== GIVEN ENTRIES

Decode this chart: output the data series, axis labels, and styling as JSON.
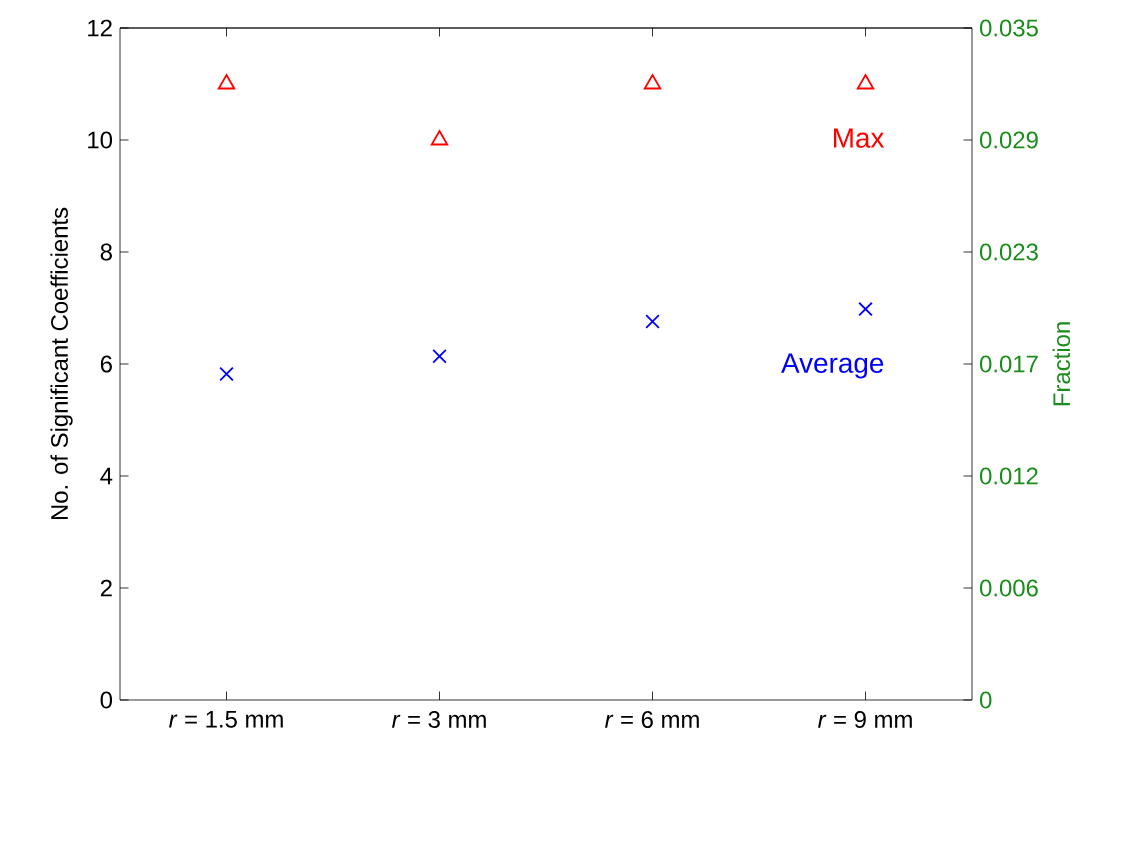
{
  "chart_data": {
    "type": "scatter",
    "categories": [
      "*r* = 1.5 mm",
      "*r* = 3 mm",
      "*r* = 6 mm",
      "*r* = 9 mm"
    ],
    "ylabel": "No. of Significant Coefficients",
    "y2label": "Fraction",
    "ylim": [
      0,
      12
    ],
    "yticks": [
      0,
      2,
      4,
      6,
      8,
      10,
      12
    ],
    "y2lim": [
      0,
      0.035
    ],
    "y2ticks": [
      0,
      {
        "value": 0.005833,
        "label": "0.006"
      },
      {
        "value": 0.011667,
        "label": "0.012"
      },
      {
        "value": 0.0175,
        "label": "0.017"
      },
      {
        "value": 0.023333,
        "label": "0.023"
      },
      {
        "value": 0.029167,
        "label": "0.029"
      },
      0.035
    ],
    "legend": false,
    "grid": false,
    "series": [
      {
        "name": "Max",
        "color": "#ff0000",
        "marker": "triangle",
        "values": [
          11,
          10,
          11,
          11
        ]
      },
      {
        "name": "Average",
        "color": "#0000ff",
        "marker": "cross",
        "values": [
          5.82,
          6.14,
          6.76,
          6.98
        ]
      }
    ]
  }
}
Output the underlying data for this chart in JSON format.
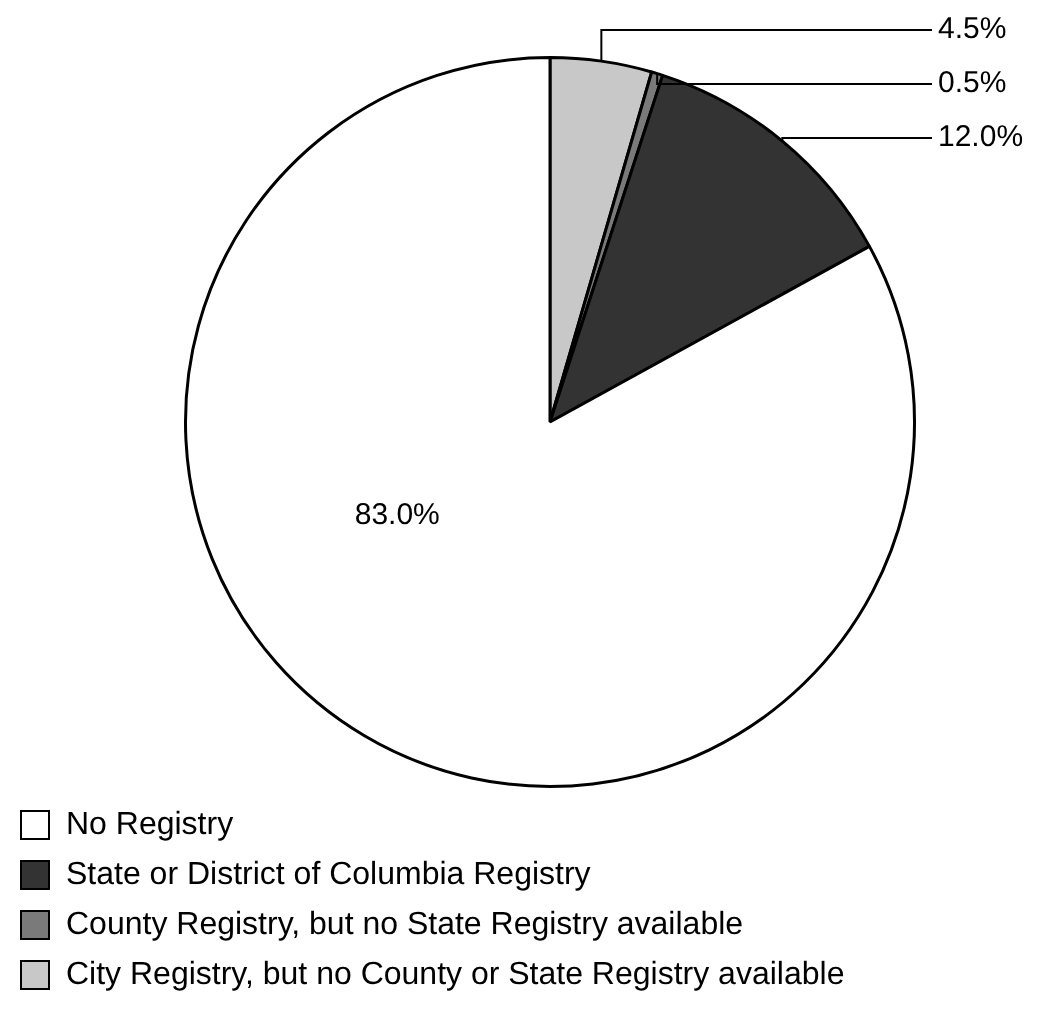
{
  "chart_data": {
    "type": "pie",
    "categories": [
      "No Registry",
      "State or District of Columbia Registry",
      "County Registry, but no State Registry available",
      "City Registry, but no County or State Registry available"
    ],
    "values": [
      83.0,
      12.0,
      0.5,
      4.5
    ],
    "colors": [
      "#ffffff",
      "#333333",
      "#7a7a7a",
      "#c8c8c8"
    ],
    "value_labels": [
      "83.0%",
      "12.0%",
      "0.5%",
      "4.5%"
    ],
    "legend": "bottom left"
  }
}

====
== GIVEN ENTRIES

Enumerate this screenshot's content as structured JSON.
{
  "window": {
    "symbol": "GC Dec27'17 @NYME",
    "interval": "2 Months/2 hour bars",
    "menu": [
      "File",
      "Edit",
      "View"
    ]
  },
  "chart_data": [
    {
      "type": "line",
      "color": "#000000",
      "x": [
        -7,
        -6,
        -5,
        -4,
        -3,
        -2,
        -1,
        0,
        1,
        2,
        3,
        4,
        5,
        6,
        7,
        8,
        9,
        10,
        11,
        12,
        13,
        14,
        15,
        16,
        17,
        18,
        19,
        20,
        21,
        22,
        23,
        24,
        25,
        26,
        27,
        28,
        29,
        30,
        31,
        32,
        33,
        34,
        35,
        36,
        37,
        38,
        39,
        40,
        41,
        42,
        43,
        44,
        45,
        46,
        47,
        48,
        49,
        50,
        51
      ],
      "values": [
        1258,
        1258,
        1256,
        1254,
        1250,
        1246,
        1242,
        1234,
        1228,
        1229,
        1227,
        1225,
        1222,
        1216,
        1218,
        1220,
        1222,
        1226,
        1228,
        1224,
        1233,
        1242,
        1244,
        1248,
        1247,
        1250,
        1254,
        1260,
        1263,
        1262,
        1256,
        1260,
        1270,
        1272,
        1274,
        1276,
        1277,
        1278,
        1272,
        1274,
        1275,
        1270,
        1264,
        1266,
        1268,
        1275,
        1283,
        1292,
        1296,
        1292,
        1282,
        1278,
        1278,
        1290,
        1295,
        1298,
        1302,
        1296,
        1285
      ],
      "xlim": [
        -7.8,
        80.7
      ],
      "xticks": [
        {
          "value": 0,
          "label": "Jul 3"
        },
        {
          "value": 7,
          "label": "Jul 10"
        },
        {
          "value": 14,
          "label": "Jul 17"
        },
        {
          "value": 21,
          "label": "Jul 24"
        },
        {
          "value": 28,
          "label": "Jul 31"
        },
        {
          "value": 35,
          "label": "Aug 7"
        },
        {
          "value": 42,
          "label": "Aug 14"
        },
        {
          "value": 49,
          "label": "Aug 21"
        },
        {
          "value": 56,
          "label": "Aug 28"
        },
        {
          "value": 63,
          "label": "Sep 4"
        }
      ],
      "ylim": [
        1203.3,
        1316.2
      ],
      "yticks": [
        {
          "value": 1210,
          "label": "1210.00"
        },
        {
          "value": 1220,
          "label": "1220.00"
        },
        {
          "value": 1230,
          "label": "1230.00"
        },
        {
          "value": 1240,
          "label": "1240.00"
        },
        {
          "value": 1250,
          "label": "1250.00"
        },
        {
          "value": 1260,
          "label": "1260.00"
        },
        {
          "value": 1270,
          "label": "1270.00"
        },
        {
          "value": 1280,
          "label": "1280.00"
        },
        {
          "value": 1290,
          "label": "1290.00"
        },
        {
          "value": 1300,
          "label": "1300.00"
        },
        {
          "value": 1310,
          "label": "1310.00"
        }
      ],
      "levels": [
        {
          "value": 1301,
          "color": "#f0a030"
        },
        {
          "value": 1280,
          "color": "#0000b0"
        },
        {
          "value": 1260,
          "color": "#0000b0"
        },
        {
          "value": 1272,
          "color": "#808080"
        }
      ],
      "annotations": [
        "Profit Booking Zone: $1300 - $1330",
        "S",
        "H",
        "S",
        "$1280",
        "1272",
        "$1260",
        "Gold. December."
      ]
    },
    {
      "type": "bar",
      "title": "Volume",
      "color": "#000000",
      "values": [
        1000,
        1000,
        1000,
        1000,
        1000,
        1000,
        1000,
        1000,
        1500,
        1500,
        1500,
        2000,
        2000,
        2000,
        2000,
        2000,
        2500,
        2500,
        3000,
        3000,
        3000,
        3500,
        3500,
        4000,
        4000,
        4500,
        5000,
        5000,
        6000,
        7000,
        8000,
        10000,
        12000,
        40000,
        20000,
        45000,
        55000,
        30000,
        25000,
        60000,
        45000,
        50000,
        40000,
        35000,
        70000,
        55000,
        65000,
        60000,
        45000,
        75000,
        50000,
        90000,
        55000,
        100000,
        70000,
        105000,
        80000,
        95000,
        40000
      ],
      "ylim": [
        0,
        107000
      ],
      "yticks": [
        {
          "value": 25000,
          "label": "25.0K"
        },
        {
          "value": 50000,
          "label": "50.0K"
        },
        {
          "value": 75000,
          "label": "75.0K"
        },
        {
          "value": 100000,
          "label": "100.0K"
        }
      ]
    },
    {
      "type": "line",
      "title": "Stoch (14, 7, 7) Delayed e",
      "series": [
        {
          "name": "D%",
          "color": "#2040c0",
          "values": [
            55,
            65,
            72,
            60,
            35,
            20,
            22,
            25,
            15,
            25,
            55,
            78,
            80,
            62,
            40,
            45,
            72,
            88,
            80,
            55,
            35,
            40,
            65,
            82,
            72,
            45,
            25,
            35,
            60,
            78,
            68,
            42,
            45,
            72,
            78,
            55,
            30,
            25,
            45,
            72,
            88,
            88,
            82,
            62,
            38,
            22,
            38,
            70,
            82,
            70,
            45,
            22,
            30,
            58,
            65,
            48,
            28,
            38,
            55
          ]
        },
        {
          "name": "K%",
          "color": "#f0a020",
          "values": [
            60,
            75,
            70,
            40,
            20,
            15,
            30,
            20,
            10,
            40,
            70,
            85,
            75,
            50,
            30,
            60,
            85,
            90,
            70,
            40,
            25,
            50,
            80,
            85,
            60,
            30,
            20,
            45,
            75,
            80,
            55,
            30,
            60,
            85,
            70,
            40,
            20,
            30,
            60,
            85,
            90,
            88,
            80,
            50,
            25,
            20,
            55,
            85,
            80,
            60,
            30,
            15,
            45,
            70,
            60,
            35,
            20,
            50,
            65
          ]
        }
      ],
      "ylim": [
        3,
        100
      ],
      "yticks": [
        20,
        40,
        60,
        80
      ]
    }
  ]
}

====

REQUIREMENTS: Copy out every line of the listing that includes the string "type".

EXERCISE OUTPUT:
    "type": "scatter",
    "type": "pie",
      "type": "line",
      "type": "bar",
      "type": "line",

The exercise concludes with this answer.